Task directions: According to the article header on pediatric self-medication in Romania, on what date was the article published?
[[ Given passage, beginning ]]
Patterns and Factors Associated with Self-Medication among the Pediatric Population in Romania

Family Medicine, University of Medicine, Pharmacy, Science and Technology “Emil Palade”, 540142 Trgu Mures, Romania
Department of Internal Medicine, University of Medicine and Pharmacy “Carol Davila”, 020021 Bucharest, Romania
Internal Medicine Clinic, Clinical Emergency Hospital of Bucharest, 014461 Bucharest, Romania
Mother and Child Department, “Grigore T. Popa” University of Medicine and Pharmacy, 700115 Iasi, Romania
Faculty of Communication and Public Relations, National University of Political Science and Public Administration, 012104 Bucharest, Romania
Author to whom correspondence should be addressed.
Medicina 2020, 56(6), 312;
Received: 26 April 2020 / Revised: 22 June 2020 / Accepted: 23 June 2020 / Published: 25 June 2020
(This article belongs to the Special Issue Interdisciplinary Medicine)
[[ Given passage, end ]]
[[ Provided information, beginning ]]
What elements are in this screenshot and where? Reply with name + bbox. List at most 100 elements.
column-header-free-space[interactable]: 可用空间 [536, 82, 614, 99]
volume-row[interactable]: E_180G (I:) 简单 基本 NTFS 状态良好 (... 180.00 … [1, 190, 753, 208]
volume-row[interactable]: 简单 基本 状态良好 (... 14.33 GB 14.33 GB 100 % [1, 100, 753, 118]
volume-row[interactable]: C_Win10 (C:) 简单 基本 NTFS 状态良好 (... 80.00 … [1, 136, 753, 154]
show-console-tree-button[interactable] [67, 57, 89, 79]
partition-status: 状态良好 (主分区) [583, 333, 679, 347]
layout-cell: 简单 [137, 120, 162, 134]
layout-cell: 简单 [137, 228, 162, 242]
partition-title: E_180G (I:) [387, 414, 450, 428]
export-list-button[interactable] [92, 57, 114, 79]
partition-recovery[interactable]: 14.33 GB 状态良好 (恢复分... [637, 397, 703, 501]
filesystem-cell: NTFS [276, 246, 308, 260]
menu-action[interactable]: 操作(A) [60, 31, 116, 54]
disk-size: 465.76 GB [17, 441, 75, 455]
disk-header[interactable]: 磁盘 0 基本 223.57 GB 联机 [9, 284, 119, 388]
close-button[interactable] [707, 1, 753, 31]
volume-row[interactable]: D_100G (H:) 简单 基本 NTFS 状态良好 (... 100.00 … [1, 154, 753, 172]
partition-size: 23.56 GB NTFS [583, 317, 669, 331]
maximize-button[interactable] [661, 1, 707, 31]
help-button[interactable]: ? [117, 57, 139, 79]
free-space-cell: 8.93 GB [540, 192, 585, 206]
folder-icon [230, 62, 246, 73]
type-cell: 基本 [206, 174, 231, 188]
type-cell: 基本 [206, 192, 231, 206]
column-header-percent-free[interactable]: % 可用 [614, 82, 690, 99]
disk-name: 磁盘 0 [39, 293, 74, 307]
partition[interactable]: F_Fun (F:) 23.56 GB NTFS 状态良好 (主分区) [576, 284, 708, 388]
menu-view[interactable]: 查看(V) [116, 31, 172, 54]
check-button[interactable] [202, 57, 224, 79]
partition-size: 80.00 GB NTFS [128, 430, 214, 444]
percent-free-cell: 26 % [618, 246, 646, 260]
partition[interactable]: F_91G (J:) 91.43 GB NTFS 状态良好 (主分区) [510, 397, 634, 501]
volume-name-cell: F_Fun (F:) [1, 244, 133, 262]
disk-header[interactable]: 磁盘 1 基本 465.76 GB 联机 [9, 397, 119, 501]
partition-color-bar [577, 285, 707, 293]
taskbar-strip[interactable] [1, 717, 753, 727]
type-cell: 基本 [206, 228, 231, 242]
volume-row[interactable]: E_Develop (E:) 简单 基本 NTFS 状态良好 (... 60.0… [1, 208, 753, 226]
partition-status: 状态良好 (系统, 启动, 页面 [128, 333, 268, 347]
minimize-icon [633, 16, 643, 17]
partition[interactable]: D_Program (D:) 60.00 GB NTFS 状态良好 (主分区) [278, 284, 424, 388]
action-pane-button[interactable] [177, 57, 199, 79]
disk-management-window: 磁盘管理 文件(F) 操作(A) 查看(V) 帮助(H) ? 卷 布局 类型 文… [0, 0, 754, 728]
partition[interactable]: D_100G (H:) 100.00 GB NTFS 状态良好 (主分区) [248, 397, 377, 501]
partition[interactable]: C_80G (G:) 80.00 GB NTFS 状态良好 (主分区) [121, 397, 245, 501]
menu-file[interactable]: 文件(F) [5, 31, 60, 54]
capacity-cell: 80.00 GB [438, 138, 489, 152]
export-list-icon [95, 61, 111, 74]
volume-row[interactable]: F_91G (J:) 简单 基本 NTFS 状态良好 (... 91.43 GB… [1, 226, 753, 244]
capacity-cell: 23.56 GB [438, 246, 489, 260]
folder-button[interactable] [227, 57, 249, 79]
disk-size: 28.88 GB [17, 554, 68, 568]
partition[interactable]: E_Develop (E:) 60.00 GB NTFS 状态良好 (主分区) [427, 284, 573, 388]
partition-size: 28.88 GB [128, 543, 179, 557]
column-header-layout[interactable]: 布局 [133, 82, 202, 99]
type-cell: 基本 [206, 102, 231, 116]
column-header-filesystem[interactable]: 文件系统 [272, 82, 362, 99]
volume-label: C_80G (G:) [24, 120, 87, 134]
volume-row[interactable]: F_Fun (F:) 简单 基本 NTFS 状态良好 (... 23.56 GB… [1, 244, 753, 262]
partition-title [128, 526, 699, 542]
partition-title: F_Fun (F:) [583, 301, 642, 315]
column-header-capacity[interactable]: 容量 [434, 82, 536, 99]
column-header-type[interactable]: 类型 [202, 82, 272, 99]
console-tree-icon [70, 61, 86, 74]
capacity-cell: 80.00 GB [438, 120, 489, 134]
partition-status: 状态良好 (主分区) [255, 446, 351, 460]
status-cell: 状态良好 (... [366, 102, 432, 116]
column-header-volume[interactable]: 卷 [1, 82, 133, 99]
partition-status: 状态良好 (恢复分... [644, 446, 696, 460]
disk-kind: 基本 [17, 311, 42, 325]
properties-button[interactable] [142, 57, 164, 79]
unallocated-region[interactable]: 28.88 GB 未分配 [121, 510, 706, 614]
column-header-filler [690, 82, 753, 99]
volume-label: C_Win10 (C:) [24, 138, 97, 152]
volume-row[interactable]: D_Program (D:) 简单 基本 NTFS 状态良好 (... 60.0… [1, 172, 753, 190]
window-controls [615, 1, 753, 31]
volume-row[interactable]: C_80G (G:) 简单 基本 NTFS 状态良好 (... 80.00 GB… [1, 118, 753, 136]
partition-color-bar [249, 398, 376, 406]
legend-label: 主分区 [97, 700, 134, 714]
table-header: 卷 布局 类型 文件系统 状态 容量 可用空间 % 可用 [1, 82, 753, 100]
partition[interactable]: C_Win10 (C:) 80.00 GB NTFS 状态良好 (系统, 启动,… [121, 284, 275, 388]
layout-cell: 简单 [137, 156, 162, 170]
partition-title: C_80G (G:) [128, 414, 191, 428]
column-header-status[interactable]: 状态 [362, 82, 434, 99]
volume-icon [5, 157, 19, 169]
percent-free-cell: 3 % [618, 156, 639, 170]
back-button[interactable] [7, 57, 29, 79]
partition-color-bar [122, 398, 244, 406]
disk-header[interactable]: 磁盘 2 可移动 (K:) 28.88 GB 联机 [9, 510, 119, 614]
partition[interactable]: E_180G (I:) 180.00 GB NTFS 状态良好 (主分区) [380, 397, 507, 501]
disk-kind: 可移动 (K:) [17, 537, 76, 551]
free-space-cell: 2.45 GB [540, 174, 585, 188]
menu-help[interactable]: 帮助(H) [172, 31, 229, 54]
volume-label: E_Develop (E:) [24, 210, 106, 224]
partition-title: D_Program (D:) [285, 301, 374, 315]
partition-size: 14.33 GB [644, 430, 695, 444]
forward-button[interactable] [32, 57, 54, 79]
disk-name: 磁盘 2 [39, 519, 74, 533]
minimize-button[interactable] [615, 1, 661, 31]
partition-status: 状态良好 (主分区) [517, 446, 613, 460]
[[ Provided information, end ]]
Response to the task: 25 June 2020